- [STATED TASK] Gather up all lines that carry the word "تقدم".

- [DATA IN THIS EXERCISE]
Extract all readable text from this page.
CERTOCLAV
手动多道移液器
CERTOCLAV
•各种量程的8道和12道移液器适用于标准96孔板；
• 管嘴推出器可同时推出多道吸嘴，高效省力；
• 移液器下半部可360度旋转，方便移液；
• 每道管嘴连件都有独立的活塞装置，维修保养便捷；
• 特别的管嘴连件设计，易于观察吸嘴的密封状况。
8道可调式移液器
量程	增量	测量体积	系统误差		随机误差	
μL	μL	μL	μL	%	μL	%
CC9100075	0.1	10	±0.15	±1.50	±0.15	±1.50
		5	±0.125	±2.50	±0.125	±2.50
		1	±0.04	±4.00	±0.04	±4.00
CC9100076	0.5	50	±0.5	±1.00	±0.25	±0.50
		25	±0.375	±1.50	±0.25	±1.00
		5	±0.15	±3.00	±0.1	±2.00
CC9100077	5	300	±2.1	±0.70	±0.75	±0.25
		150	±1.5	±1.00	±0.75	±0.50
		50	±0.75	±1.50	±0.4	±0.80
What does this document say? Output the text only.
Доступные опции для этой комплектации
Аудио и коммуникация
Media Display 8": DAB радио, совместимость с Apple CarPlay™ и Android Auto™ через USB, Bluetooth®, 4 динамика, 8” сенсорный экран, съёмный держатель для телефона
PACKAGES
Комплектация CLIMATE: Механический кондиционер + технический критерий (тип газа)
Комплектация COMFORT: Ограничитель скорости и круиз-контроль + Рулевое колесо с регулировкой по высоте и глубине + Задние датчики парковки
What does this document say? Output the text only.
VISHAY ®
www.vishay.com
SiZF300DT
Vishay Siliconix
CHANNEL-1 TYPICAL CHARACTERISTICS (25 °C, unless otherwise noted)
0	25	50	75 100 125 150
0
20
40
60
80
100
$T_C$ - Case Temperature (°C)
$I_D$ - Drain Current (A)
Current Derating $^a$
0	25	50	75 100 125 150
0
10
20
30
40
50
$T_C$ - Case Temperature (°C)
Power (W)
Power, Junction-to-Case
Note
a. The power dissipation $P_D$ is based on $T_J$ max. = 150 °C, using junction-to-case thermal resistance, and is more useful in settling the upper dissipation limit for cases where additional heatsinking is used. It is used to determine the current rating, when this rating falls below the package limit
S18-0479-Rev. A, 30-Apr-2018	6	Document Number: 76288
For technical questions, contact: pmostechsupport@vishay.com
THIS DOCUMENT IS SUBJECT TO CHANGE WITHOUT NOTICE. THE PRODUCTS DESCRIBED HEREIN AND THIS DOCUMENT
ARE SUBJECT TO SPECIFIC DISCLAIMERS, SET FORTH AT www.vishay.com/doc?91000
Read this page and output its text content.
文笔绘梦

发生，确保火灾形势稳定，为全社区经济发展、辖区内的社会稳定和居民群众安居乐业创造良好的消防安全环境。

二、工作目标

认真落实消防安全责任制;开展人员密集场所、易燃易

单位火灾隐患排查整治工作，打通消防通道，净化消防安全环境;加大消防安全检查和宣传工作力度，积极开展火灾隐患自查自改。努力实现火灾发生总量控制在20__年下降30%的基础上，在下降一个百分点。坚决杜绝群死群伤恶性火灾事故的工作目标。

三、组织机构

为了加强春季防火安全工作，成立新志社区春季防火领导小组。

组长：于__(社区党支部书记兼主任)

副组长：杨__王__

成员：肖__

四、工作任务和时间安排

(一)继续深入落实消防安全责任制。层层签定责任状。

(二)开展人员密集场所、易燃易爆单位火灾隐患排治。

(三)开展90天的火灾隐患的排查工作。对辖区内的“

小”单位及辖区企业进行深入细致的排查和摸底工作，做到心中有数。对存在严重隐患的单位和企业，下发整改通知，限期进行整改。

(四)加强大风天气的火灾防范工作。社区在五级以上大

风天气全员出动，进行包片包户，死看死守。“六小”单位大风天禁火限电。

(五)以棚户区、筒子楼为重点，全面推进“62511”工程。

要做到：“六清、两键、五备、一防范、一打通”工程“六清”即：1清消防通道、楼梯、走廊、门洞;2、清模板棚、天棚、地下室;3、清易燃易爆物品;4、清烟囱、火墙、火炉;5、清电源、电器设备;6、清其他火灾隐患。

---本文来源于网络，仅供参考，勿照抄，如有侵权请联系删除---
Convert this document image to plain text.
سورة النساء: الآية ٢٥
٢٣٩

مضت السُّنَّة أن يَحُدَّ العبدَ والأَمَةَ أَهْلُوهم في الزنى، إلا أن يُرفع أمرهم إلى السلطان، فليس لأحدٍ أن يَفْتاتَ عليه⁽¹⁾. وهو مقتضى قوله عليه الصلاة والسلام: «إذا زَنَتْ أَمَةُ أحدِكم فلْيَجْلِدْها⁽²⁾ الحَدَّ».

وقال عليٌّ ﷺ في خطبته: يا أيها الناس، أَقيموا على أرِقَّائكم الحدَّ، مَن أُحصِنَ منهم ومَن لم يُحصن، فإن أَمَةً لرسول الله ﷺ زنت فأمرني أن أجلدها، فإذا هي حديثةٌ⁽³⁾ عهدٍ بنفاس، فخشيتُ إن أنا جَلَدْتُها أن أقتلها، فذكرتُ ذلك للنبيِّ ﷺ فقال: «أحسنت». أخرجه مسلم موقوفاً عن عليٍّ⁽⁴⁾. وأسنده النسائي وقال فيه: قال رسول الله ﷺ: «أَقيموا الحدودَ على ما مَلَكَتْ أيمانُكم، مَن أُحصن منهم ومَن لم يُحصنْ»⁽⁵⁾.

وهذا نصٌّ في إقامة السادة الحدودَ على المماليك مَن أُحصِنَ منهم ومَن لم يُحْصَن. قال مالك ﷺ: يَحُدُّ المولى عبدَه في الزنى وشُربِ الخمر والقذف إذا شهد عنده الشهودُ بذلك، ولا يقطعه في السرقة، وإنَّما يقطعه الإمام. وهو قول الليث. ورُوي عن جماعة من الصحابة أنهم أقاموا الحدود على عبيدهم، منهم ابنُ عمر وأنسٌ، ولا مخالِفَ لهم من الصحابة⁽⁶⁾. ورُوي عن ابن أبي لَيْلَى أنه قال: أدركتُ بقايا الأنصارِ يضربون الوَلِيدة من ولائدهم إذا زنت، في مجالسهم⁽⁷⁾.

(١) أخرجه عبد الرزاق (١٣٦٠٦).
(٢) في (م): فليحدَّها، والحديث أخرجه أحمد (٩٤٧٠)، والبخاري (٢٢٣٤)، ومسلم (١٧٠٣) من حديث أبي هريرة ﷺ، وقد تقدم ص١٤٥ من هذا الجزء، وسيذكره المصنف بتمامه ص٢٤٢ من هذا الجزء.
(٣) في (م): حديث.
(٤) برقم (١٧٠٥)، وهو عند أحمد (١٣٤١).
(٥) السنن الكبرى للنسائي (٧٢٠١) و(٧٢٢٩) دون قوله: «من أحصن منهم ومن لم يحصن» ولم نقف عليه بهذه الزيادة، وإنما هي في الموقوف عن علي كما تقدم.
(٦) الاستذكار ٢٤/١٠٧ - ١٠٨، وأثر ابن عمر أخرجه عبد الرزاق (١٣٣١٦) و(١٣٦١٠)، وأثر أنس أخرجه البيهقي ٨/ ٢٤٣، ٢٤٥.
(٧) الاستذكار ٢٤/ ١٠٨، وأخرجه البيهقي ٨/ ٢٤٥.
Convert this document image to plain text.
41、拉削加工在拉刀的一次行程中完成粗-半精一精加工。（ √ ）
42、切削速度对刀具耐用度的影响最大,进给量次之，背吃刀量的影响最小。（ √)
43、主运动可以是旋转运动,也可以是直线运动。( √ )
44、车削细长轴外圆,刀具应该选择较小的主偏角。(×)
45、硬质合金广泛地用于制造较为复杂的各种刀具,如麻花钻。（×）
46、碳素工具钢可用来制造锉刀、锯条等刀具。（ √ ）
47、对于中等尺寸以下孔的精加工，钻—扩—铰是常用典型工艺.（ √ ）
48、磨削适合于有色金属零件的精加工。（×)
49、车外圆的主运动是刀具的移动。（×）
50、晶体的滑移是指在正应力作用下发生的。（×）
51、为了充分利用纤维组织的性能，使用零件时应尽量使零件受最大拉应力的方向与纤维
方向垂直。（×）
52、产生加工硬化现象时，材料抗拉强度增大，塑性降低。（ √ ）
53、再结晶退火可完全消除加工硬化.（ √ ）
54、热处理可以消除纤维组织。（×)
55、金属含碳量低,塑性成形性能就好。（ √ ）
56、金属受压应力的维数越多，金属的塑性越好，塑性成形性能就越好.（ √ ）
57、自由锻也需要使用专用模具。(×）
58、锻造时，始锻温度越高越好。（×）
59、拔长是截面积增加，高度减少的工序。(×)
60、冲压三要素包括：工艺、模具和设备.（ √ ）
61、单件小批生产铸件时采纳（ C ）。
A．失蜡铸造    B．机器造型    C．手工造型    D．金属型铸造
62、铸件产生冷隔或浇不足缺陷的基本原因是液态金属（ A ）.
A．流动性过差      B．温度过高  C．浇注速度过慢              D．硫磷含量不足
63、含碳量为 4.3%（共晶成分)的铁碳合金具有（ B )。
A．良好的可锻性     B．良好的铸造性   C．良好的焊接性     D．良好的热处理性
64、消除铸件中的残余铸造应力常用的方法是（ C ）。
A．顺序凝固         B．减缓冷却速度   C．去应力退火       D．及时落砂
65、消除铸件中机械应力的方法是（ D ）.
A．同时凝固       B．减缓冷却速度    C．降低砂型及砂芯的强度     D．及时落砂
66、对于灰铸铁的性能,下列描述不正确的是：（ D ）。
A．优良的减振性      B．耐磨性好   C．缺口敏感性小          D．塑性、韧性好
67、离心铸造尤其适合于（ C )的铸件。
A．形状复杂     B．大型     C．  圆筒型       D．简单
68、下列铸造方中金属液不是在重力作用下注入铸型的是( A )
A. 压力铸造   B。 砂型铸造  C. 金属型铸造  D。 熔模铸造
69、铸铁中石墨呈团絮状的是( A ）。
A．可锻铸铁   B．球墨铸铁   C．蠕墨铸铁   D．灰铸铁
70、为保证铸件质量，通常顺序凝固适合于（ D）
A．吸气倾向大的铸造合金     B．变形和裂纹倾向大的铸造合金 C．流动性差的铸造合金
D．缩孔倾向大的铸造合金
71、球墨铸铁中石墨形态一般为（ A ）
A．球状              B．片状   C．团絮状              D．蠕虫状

- [EXERCISE SOLUTION]
(٢) في (م): فليحدَّها، والحديث أخرجه أحمد (٩٤٧٠)، والبخاري (٢٢٣٤)، ومسلم (١٧٠٣) من حديث أبي هريرة ﷺ، وقد تقدم ص١٤٥ من هذا الجزء، وسيذكره المصنف بتمامه ص٢٤٢ من هذا الجزء.
(٥) السنن الكبرى للنسائي (٧٢٠١) و(٧٢٢٩) دون قوله: «من أحصن منهم ومن لم يحصن» ولم نقف عليه بهذه الزيادة، وإنما هي في الموقوف عن علي كما تقدم.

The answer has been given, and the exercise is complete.